- _TASK OBJECTIVE_: Repeat, line for line, the entries printed below.

- _INPUT_:
↓↓↓

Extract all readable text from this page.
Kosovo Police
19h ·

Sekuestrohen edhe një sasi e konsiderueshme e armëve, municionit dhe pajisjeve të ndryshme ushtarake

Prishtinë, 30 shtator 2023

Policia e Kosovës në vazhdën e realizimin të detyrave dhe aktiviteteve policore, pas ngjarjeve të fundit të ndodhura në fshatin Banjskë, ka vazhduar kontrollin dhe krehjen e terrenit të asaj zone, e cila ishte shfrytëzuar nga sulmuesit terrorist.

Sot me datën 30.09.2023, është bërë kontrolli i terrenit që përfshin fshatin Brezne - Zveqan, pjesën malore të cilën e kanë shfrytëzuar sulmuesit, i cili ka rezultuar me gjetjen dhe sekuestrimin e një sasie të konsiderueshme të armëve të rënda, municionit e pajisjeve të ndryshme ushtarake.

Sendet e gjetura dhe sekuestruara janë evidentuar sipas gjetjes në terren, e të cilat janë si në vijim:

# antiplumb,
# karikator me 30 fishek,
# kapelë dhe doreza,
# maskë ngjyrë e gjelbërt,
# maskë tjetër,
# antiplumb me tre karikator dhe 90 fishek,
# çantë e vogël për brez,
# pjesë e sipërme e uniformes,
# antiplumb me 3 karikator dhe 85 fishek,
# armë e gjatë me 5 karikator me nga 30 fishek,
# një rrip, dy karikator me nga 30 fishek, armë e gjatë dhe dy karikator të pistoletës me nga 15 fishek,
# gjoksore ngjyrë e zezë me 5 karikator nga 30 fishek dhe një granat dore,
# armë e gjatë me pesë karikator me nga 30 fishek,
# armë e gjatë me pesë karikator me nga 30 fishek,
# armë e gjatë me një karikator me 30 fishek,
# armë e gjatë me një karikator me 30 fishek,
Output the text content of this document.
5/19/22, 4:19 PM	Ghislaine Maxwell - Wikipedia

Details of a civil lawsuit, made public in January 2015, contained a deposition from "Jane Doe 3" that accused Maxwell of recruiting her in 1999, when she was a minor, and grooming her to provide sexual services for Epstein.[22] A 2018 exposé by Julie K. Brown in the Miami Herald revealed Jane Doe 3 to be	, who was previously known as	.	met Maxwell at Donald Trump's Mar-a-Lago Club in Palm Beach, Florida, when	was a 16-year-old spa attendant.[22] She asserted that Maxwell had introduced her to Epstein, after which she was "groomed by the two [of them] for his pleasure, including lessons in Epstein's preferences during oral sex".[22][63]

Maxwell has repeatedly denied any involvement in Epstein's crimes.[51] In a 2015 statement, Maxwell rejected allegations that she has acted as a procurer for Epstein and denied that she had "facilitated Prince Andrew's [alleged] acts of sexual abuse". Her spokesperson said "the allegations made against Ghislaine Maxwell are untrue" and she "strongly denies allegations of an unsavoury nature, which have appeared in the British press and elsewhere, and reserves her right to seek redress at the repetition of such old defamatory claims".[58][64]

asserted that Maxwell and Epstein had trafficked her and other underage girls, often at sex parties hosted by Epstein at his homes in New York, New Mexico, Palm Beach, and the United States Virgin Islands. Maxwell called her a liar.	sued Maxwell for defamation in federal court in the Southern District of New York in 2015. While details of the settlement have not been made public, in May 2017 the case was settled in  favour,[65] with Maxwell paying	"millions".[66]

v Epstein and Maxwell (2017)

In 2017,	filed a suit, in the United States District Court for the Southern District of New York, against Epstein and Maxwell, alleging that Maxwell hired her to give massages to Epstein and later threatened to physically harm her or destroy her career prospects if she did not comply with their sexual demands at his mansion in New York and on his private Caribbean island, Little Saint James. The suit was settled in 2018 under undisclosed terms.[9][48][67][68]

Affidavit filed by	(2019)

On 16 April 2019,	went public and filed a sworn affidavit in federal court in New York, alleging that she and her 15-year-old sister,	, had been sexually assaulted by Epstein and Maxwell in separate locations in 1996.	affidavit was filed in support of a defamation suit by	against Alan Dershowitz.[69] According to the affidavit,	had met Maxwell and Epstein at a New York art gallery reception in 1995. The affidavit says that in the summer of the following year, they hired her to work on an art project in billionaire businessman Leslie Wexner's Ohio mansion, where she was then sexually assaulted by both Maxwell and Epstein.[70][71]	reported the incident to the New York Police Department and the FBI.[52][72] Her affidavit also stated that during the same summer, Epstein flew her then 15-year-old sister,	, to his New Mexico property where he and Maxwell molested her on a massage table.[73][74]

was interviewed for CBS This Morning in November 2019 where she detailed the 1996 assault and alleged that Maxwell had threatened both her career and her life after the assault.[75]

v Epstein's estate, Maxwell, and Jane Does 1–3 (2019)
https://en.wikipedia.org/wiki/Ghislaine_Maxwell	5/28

↑↑↑

- _CORRECT RESPONSE_:
Extract all readable text from this page.
Kosovo Police
19h ·

Sekuestrohen edhe një sasi e konsiderueshme e armëve, municionit dhe pajisjeve të ndryshme ushtarake

Prishtinë, 30 shtator 2023

Policia e Kosovës në vazhdën e realizimin të detyrave dhe aktiviteteve policore, pas ngjarjeve të fundit të ndodhura në fshatin Banjskë, ka vazhduar kontrollin dhe krehjen e terrenit të asaj zone, e cila ishte shfrytëzuar nga sulmuesit terrorist.

Sot me datën 30.09.2023, është bërë kontrolli i terrenit që përfshin fshatin Brezne - Zveqan, pjesën malore të cilën e kanë shfrytëzuar sulmuesit, i cili ka rezultuar me gjetjen dhe sekuestrimin e një sasie të konsiderueshme të armëve të rënda, municionit e pajisjeve të ndryshme ushtarake.

Sendet e gjetura dhe sekuestruara janë evidentuar sipas gjetjes në terren, e të cilat janë si në vijim:

# antiplumb,
# karikator me 30 fishek,
# kapelë dhe doreza,
# maskë ngjyrë e gjelbërt,
# maskë tjetër,
# antiplumb me tre karikator dhe 90 fishek,
# çantë e vogël për brez,
# pjesë e sipërme e uniformes,
# antiplumb me 3 karikator dhe 85 fishek,
# armë e gjatë me 5 karikator me nga 30 fishek,
# një rrip, dy karikator me nga 30 fishek, armë e gjatë dhe dy karikator të pistoletës me nga 15 fishek,
# gjoksore ngjyrë e zezë me 5 karikator nga 30 fishek dhe një granat dore,
# armë e gjatë me pesë karikator me nga 30 fishek,
# armë e gjatë me pesë karikator me nga 30 fishek,
# armë e gjatë me një karikator me 30 fishek,
# armë e gjatë me një karikator me 30 fishek,
Output the text content of this document.
5/19/22, 4:19 PM	Ghislaine Maxwell - Wikipedia

Details of a civil lawsuit, made public in January 2015, contained a deposition from "Jane Doe 3" that accused Maxwell of recruiting her in 1999, when she was a minor, and grooming her to provide sexual services for Epstein.[22] A 2018 exposé by Julie K. Brown in the Miami Herald revealed Jane Doe 3 to be	, who was previously known as	.	met Maxwell at Donald Trump's Mar-a-Lago Club in Palm Beach, Florida, when	was a 16-year-old spa attendant.[22] She asserted that Maxwell had introduced her to Epstein, after which she was "groomed by the two [of them] for his pleasure, including lessons in Epstein's preferences during oral sex".[22][63]

Maxwell has repeatedly denied any involvement in Epstein's crimes.[51] In a 2015 statement, Maxwell rejected allegations that she has acted as a procurer for Epstein and denied that she had "facilitated Prince Andrew's [alleged] acts of sexual abuse". Her spokesperson said "the allegations made against Ghislaine Maxwell are untrue" and she "strongly denies allegations of an unsavoury nature, which have appeared in the British press and elsewhere, and reserves her right to seek redress at the repetition of such old defamatory claims".[58][64]

asserted that Maxwell and Epstein had trafficked her and other underage girls, often at sex parties hosted by Epstein at his homes in New York, New Mexico, Palm Beach, and the United States Virgin Islands. Maxwell called her a liar.	sued Maxwell for defamation in federal court in the Southern District of New York in 2015. While details of the settlement have not been made public, in May 2017 the case was settled in  favour,[65] with Maxwell paying	"millions".[66]

v Epstein and Maxwell (2017)

In 2017,	filed a suit, in the United States District Court for the Southern District of New York, against Epstein and Maxwell, alleging that Maxwell hired her to give massages to Epstein and later threatened to physically harm her or destroy her career prospects if she did not comply with their sexual demands at his mansion in New York and on his private Caribbean island, Little Saint James. The suit was settled in 2018 under undisclosed terms.[9][48][67][68]

Affidavit filed by	(2019)

On 16 April 2019,	went public and filed a sworn affidavit in federal court in New York, alleging that she and her 15-year-old sister,	, had been sexually assaulted by Epstein and Maxwell in separate locations in 1996.	affidavit was filed in support of a defamation suit by	against Alan Dershowitz.[69] According to the affidavit,	had met Maxwell and Epstein at a New York art gallery reception in 1995. The affidavit says that in the summer of the following year, they hired her to work on an art project in billionaire businessman Leslie Wexner's Ohio mansion, where she was then sexually assaulted by both Maxwell and Epstein.[70][71]	reported the incident to the New York Police Department and the FBI.[52][72] Her affidavit also stated that during the same summer, Epstein flew her then 15-year-old sister,	, to his New Mexico property where he and Maxwell molested her on a massage table.[73][74]

was interviewed for CBS This Morning in November 2019 where she detailed the 1996 assault and alleged that Maxwell had threatened both her career and her life after the assault.[75]

v Epstein's estate, Maxwell, and Jane Does 1–3 (2019)
https://en.wikipedia.org/wiki/Ghislaine_Maxwell	5/28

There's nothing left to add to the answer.